Data records:
╔══

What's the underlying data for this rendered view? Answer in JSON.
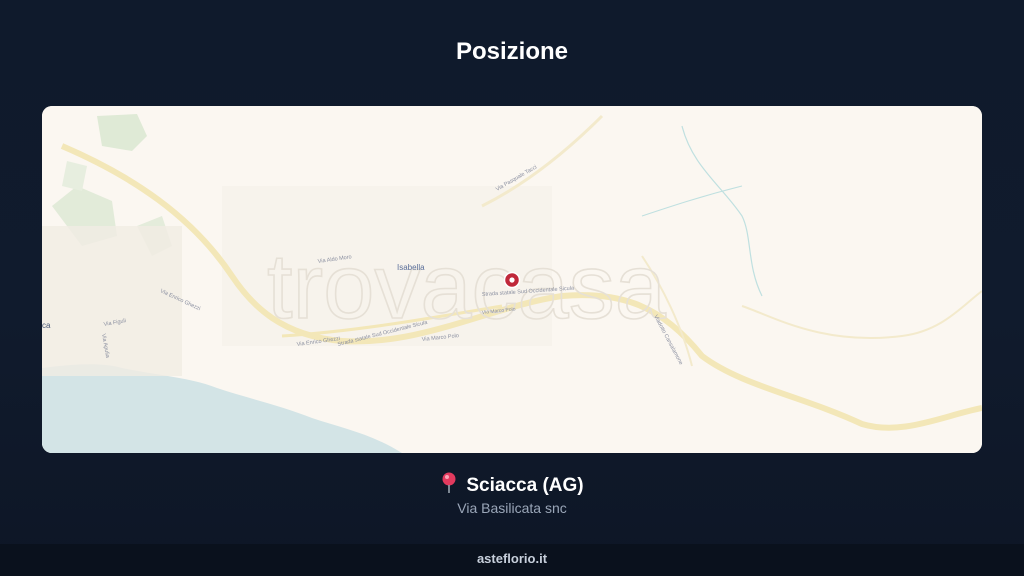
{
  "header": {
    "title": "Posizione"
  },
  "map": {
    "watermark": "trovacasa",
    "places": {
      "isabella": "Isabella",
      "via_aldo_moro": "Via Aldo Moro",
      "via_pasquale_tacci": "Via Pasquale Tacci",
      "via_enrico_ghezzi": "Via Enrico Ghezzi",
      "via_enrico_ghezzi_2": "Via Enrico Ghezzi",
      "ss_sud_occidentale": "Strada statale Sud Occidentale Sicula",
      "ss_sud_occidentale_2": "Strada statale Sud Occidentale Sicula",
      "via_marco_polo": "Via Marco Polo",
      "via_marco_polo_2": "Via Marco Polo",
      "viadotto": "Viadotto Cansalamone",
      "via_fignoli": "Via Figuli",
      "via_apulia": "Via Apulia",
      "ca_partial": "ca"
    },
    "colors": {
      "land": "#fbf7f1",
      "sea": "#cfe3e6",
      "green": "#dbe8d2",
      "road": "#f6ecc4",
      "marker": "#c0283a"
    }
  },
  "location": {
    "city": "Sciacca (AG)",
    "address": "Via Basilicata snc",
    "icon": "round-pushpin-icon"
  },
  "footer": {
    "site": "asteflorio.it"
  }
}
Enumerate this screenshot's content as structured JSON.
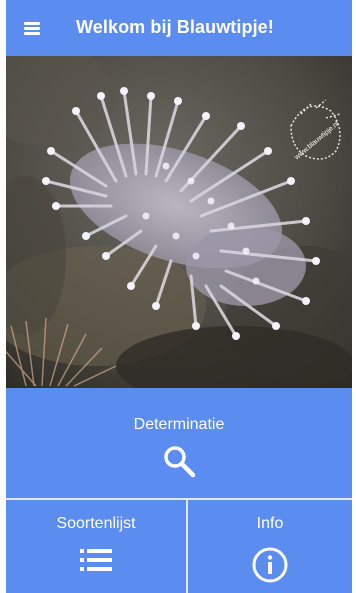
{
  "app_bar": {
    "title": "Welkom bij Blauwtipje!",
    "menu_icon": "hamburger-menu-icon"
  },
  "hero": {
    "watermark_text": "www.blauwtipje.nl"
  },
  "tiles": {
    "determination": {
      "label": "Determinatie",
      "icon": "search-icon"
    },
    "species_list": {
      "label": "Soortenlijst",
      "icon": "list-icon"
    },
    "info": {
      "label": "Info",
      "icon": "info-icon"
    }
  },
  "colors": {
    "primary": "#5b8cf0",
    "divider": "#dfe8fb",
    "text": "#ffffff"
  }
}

╚══

▶ _Requirements_: Without including any picture, repeat the data exactly.

▶ _Output for this task_:
What's the underlying data for this rendered view? Answer in JSON.
{
  "header": {
    "title": "Posizione"
  },
  "map": {
    "watermark": "trovacasa",
    "places": {
      "isabella": "Isabella",
      "via_aldo_moro": "Via Aldo Moro",
      "via_pasquale_tacci": "Via Pasquale Tacci",
      "via_enrico_ghezzi": "Via Enrico Ghezzi",
      "via_enrico_ghezzi_2": "Via Enrico Ghezzi",
      "ss_sud_occidentale": "Strada statale Sud Occidentale Sicula",
      "ss_sud_occidentale_2": "Strada statale Sud Occidentale Sicula",
      "via_marco_polo": "Via Marco Polo",
      "via_marco_polo_2": "Via Marco Polo",
      "viadotto": "Viadotto Cansalamone",
      "via_fignoli": "Via Figuli",
      "via_apulia": "Via Apulia",
      "ca_partial": "ca"
    },
    "colors": {
      "land": "#fbf7f1",
      "sea": "#cfe3e6",
      "green": "#dbe8d2",
      "road": "#f6ecc4",
      "marker": "#c0283a"
    }
  },
  "location": {
    "city": "Sciacca (AG)",
    "address": "Via Basilicata snc",
    "icon": "round-pushpin-icon"
  },
  "footer": {
    "site": "asteflorio.it"
  }
}
Enumerate this screenshot's content as structured JSON.
{
  "app_bar": {
    "title": "Welkom bij Blauwtipje!",
    "menu_icon": "hamburger-menu-icon"
  },
  "hero": {
    "watermark_text": "www.blauwtipje.nl"
  },
  "tiles": {
    "determination": {
      "label": "Determinatie",
      "icon": "search-icon"
    },
    "species_list": {
      "label": "Soortenlijst",
      "icon": "list-icon"
    },
    "info": {
      "label": "Info",
      "icon": "info-icon"
    }
  },
  "colors": {
    "primary": "#5b8cf0",
    "divider": "#dfe8fb",
    "text": "#ffffff"
  }
}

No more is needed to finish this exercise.